*Your goal*
Lines holding the string "with" are the ones to copy; find them all in the data.

----- Supplied material -----

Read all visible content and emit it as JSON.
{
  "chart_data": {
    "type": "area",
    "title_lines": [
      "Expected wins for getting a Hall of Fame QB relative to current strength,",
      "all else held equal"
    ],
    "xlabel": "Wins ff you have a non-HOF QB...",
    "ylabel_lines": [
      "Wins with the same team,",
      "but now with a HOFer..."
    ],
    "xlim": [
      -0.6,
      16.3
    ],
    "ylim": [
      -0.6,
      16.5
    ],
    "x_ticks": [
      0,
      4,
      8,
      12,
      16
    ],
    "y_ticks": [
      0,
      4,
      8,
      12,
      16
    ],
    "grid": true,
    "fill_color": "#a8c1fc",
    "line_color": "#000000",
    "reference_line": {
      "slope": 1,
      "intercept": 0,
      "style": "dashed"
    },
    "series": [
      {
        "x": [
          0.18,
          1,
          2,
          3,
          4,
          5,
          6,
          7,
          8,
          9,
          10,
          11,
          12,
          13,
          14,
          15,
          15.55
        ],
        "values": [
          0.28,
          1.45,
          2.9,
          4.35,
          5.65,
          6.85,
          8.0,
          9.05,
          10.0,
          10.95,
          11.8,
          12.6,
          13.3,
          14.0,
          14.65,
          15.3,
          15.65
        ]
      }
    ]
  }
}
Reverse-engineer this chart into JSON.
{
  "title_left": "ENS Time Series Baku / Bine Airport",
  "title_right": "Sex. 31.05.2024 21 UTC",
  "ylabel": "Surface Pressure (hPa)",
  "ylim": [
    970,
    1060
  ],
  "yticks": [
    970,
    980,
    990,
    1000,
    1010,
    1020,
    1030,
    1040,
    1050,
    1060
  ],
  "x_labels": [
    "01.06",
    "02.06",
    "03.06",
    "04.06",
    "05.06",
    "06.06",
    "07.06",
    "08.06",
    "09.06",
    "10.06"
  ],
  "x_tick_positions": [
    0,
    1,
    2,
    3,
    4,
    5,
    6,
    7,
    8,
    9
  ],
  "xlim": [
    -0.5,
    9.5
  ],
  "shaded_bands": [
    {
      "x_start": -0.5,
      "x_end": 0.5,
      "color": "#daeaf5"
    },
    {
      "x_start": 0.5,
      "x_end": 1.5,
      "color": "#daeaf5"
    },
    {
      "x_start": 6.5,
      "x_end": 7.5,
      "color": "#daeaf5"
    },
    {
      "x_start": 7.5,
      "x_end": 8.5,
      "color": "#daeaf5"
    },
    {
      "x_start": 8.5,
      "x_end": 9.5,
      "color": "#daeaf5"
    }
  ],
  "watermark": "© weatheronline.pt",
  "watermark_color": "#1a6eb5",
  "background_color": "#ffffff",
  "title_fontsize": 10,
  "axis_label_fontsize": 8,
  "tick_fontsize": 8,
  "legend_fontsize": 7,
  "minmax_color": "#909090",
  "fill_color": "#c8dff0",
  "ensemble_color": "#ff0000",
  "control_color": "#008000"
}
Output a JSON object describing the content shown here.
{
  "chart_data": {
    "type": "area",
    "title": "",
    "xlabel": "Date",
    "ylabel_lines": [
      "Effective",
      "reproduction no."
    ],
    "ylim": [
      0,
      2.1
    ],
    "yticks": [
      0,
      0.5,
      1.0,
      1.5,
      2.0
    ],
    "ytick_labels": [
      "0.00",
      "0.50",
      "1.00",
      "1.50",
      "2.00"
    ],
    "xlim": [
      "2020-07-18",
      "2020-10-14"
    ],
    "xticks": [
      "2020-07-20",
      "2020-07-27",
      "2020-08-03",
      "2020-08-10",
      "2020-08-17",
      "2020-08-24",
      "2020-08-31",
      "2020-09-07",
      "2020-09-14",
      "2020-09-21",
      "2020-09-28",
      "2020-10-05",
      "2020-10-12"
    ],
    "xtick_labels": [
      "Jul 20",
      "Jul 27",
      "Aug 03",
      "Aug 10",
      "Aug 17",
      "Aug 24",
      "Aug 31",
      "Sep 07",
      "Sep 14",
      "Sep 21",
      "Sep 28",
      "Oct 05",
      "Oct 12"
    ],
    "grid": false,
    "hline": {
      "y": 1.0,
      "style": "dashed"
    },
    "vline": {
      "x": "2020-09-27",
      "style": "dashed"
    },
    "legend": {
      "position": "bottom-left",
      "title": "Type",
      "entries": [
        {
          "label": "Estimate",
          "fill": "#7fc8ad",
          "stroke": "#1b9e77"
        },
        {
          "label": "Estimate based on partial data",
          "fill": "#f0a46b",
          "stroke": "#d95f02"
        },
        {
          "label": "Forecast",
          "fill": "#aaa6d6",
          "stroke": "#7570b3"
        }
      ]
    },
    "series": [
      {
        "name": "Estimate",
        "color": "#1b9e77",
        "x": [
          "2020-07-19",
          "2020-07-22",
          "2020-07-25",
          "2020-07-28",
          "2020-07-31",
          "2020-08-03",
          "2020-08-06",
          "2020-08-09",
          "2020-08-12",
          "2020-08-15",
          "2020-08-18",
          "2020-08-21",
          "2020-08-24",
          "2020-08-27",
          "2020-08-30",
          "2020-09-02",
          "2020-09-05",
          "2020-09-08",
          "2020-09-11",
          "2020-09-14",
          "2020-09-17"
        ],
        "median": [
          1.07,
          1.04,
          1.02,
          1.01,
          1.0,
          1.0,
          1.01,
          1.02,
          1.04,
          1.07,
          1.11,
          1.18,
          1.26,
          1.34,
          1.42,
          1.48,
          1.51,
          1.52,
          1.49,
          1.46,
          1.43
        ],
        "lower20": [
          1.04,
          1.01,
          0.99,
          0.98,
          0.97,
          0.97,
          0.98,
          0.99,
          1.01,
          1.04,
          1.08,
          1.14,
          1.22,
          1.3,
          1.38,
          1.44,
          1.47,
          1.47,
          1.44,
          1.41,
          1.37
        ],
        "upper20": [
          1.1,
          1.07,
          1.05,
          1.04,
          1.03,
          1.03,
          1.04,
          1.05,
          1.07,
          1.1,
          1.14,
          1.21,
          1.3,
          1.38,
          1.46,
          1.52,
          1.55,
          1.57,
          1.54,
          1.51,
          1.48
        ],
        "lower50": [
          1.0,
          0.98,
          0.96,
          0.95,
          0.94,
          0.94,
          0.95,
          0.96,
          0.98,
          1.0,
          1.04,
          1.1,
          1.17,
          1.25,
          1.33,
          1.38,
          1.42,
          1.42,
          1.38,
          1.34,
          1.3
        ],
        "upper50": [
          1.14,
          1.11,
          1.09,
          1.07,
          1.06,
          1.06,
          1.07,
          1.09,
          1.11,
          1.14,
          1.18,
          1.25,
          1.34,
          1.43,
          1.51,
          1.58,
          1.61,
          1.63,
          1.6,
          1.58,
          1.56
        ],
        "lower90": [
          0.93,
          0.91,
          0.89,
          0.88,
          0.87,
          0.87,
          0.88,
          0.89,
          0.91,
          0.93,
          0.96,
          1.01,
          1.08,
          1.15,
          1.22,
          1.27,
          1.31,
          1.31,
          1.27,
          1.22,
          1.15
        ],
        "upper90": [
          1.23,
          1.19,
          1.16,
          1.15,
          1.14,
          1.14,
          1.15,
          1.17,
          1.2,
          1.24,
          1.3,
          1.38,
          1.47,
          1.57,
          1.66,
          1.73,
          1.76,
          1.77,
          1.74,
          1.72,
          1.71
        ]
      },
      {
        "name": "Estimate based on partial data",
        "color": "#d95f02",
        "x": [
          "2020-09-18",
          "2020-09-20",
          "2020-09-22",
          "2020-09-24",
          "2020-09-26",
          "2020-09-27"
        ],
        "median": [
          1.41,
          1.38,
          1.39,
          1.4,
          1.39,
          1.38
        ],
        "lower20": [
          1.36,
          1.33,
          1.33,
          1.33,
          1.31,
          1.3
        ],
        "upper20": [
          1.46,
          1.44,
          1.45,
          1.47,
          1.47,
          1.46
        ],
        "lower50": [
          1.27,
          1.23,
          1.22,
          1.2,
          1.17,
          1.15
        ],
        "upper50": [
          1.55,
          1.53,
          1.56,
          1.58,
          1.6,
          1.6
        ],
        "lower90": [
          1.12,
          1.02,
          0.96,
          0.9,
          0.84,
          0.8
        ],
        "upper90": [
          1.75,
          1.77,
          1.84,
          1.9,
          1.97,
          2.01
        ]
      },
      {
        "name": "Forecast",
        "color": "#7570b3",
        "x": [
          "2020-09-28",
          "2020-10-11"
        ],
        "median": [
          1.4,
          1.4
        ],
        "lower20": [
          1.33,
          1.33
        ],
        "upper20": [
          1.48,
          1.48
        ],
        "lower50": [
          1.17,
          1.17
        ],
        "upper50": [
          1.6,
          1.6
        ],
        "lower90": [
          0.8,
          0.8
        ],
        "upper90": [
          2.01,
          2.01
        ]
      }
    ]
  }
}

-----

*Result for this task*
      "Wins with the same team,",
      "but now with a HOFer..."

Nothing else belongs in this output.